-- Start --
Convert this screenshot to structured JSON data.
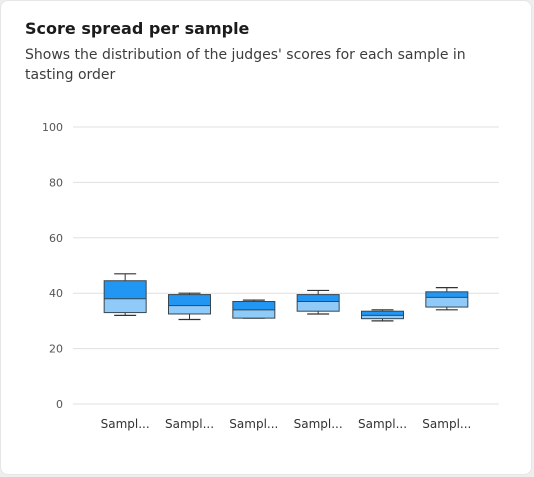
{
  "card": {
    "title": "Score spread per sample",
    "subtitle": "Shows the distribution of the judges' scores for each sample in tasting order"
  },
  "colors": {
    "box_upper": "#2196f3",
    "box_lower": "#90caf9",
    "box_outline": "#37474f",
    "whisker": "#333333",
    "grid": "#e0e0e0"
  },
  "chart_data": {
    "type": "boxplot",
    "title": "Score spread per sample",
    "subtitle": "Shows the distribution of the judges' scores for each sample in tasting order",
    "xlabel": "",
    "ylabel": "",
    "ylim": [
      0,
      100
    ],
    "yticks": [
      "0",
      "20",
      "40",
      "60",
      "80",
      "100"
    ],
    "grid": true,
    "categories": [
      "Sampl...",
      "Sampl...",
      "Sampl...",
      "Sampl...",
      "Sampl...",
      "Sampl..."
    ],
    "boxes": [
      {
        "min": 32,
        "q1": 33,
        "median": 38,
        "q3": 44.5,
        "max": 47
      },
      {
        "min": 30.5,
        "q1": 32.5,
        "median": 35.5,
        "q3": 39.5,
        "max": 40
      },
      {
        "min": 31,
        "q1": 31,
        "median": 34,
        "q3": 37,
        "max": 37.5
      },
      {
        "min": 32.5,
        "q1": 33.5,
        "median": 37,
        "q3": 39.5,
        "max": 41
      },
      {
        "min": 30,
        "q1": 30.8,
        "median": 32,
        "q3": 33.5,
        "max": 34
      },
      {
        "min": 34,
        "q1": 35,
        "median": 38.5,
        "q3": 40.5,
        "max": 42
      }
    ]
  }
}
-- End --
> _GOAL OF THE EXERCISE_
Make an exact copy of the whole listing, but don't bring over any pictures.

> _COMPLETE ANSWER_
Convert this screenshot to structured JSON data.
{
  "card": {
    "title": "Score spread per sample",
    "subtitle": "Shows the distribution of the judges' scores for each sample in tasting order"
  },
  "colors": {
    "box_upper": "#2196f3",
    "box_lower": "#90caf9",
    "box_outline": "#37474f",
    "whisker": "#333333",
    "grid": "#e0e0e0"
  },
  "chart_data": {
    "type": "boxplot",
    "title": "Score spread per sample",
    "subtitle": "Shows the distribution of the judges' scores for each sample in tasting order",
    "xlabel": "",
    "ylabel": "",
    "ylim": [
      0,
      100
    ],
    "yticks": [
      "0",
      "20",
      "40",
      "60",
      "80",
      "100"
    ],
    "grid": true,
    "categories": [
      "Sampl...",
      "Sampl...",
      "Sampl...",
      "Sampl...",
      "Sampl...",
      "Sampl..."
    ],
    "boxes": [
      {
        "min": 32,
        "q1": 33,
        "median": 38,
        "q3": 44.5,
        "max": 47
      },
      {
        "min": 30.5,
        "q1": 32.5,
        "median": 35.5,
        "q3": 39.5,
        "max": 40
      },
      {
        "min": 31,
        "q1": 31,
        "median": 34,
        "q3": 37,
        "max": 37.5
      },
      {
        "min": 32.5,
        "q1": 33.5,
        "median": 37,
        "q3": 39.5,
        "max": 41
      },
      {
        "min": 30,
        "q1": 30.8,
        "median": 32,
        "q3": 33.5,
        "max": 34
      },
      {
        "min": 34,
        "q1": 35,
        "median": 38.5,
        "q3": 40.5,
        "max": 42
      }
    ]
  }
}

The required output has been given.